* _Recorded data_
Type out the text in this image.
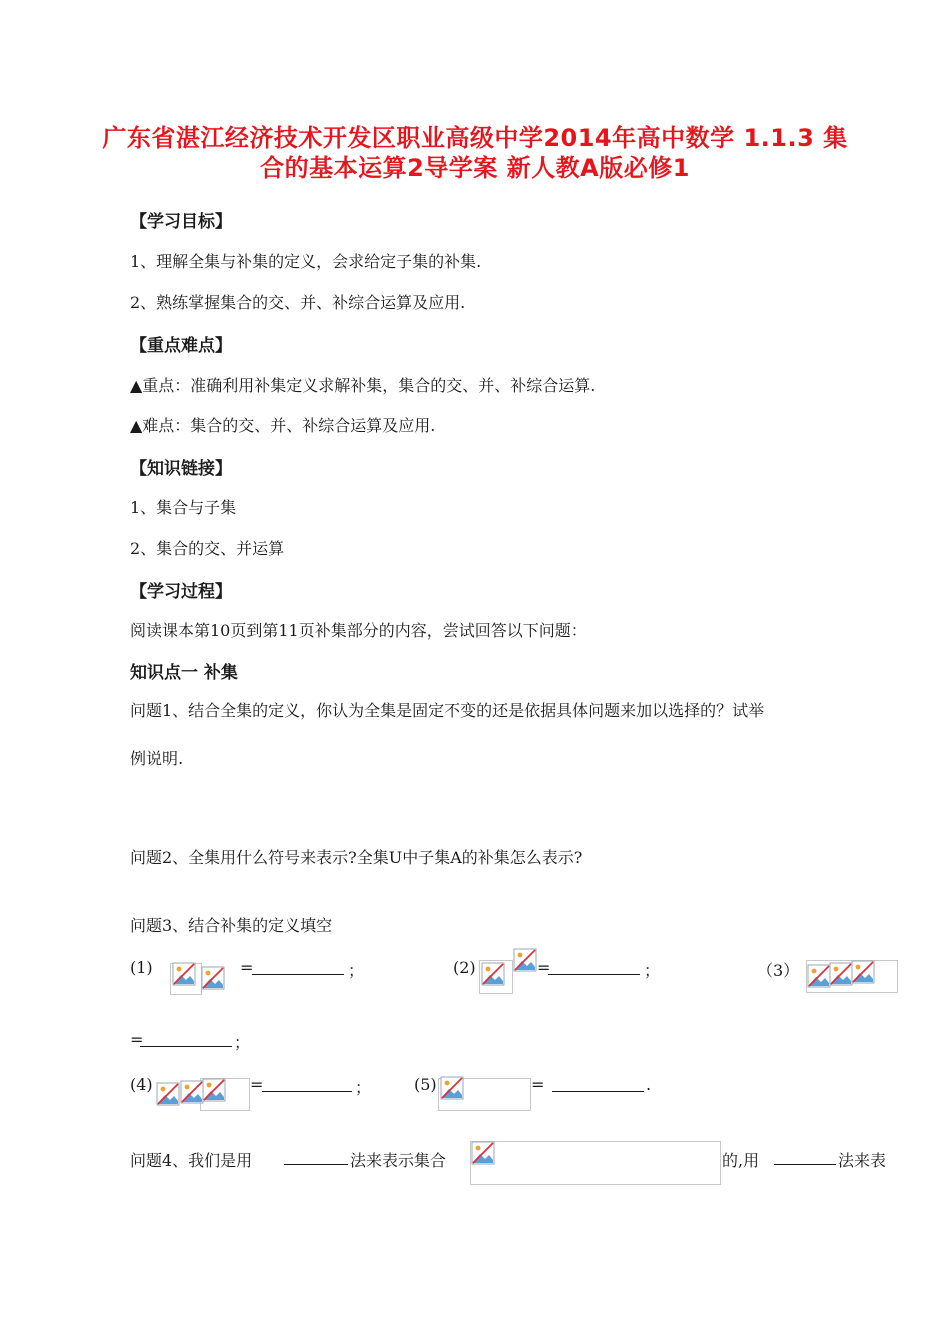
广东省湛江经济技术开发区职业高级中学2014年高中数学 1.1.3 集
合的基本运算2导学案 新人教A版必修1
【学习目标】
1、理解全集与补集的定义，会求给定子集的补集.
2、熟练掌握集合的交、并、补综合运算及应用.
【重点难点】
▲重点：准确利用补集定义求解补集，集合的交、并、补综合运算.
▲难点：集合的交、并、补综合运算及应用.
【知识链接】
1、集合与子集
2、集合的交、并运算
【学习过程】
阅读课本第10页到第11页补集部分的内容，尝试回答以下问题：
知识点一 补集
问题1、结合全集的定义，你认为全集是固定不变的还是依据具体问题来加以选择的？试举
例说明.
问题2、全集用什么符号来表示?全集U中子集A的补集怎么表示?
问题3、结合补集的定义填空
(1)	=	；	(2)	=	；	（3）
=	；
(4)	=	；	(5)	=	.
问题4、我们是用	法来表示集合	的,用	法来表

* _Exercise prompt_
Set the pictures aside and transcribe the data above exactly.

* _Output for this exercise_
Type out the text in this image.
广东省湛江经济技术开发区职业高级中学2014年高中数学 1.1.3 集
合的基本运算2导学案 新人教A版必修1
【学习目标】
1、理解全集与补集的定义，会求给定子集的补集.
2、熟练掌握集合的交、并、补综合运算及应用.
【重点难点】
▲重点：准确利用补集定义求解补集，集合的交、并、补综合运算.
▲难点：集合的交、并、补综合运算及应用.
【知识链接】
1、集合与子集
2、集合的交、并运算
【学习过程】
阅读课本第10页到第11页补集部分的内容，尝试回答以下问题：
知识点一 补集
问题1、结合全集的定义，你认为全集是固定不变的还是依据具体问题来加以选择的？试举
例说明.
问题2、全集用什么符号来表示?全集U中子集A的补集怎么表示?
问题3、结合补集的定义填空
(1)	=	；	(2)	=	；	（3）
=	；
(4)	=	；	(5)	=	.
问题4、我们是用	法来表示集合	的,用	法来表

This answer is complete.